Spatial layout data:

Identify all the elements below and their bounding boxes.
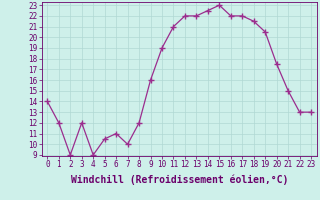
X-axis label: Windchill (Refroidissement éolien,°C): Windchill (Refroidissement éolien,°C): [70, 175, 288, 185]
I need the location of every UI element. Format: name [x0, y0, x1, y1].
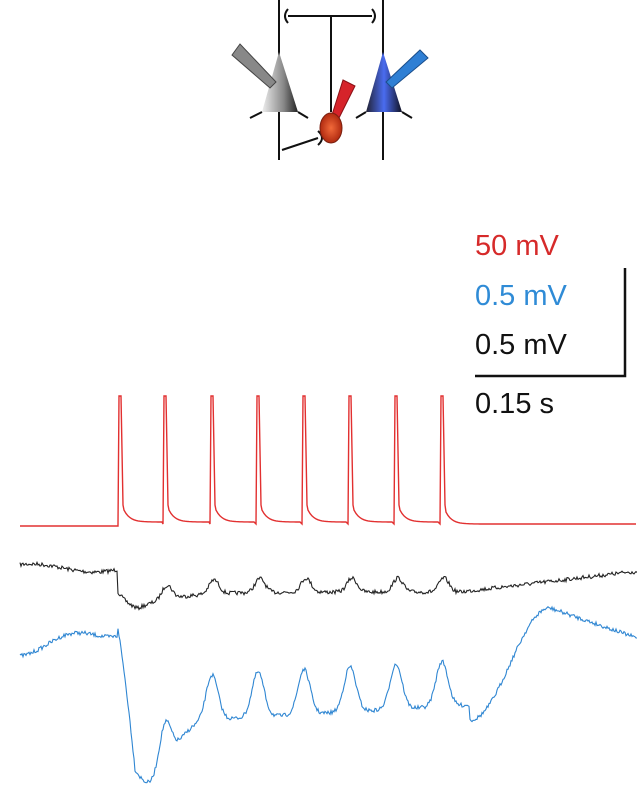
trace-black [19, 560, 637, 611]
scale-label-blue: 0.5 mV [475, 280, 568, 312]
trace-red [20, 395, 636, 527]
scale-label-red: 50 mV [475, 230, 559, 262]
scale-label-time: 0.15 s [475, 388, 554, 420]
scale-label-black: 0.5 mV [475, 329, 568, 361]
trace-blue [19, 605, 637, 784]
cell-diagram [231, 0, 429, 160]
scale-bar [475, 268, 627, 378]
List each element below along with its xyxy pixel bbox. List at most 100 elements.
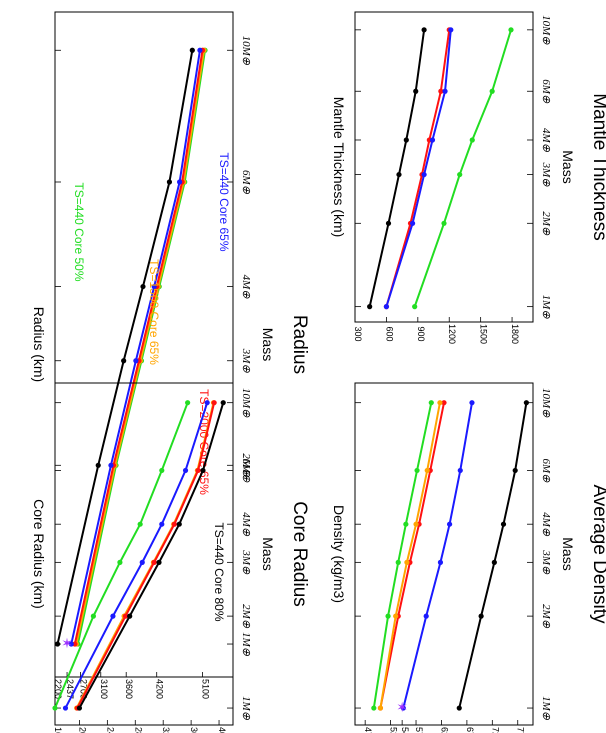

Work required:
Write out all of the records again, replacing "bounding boxes" with "bounding rectangles" and keeping everything else the same. Leave the pictures out.

Task output:
Identify all the elements below and their bounding rectangles.
X-axis label: Windchill (Refroidissement éolien,°C): Windchill (Refroidissement éolien,°C): [70, 175, 288, 185]
I need the location of every UI element. Format: name [x0, y0, x1, y1].
trace-black [19, 560, 637, 611]
scale-label-blue: 0.5 mV [475, 280, 568, 312]
trace-red [20, 395, 636, 527]
scale-label-red: 50 mV [475, 230, 559, 262]
scale-label-time: 0.15 s [475, 388, 554, 420]
scale-label-black: 0.5 mV [475, 329, 568, 361]
trace-blue [19, 605, 637, 784]
cell-diagram [231, 0, 429, 160]
scale-bar [475, 268, 627, 378]
List each element below along with its xyxy pixel bbox. List at most 100 elements.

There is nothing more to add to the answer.